# PROBLEM
Take each line that has the word "this" and return it.

# DATA SUPPLIED
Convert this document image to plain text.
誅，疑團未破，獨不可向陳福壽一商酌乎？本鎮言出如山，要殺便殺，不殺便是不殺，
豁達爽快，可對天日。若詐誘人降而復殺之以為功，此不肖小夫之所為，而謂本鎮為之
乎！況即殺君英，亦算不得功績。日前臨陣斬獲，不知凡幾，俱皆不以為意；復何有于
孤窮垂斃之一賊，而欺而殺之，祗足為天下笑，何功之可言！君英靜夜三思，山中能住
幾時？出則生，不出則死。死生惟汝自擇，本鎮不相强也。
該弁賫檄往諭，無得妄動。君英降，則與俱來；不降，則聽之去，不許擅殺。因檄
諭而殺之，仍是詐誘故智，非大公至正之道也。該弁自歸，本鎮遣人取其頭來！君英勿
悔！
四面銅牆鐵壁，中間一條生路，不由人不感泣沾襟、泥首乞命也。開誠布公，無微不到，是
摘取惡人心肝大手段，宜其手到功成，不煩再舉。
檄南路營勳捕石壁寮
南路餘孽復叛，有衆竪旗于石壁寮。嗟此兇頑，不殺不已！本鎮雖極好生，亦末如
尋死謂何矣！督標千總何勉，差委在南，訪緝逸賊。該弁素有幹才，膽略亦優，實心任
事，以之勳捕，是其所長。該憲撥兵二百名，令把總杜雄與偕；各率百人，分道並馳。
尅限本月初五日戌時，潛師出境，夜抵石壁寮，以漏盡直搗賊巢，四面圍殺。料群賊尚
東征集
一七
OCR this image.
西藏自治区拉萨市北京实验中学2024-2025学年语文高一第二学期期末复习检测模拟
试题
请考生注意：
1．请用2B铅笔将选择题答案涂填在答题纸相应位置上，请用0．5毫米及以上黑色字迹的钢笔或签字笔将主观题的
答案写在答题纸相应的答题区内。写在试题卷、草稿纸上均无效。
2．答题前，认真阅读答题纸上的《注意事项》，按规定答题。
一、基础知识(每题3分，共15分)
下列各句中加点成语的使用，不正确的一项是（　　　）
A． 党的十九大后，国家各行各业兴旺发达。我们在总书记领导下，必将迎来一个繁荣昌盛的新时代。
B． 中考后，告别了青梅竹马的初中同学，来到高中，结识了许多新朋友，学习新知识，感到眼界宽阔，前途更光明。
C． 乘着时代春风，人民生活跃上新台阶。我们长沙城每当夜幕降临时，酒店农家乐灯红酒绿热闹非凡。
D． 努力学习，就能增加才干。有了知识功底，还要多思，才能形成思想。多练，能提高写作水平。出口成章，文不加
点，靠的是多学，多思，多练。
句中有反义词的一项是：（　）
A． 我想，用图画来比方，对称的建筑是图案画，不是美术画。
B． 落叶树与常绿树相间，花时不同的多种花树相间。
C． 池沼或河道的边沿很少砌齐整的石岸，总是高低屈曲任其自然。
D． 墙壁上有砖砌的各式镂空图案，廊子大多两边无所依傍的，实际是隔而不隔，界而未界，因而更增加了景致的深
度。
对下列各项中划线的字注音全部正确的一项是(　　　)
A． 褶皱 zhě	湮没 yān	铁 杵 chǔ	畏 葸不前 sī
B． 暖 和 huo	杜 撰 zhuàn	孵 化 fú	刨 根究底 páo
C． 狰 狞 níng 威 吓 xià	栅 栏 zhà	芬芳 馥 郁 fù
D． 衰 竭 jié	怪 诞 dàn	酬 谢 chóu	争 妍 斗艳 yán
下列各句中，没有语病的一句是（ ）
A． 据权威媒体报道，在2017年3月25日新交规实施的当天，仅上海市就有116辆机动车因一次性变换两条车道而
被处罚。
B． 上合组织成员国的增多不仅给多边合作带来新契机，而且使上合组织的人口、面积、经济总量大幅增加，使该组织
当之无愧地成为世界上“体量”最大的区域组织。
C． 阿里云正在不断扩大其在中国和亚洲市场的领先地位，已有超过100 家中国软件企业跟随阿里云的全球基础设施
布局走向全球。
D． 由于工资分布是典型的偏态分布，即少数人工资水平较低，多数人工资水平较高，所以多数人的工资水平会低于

# TASK OUTPUT
Convert this document image to plain text.
OCR this image.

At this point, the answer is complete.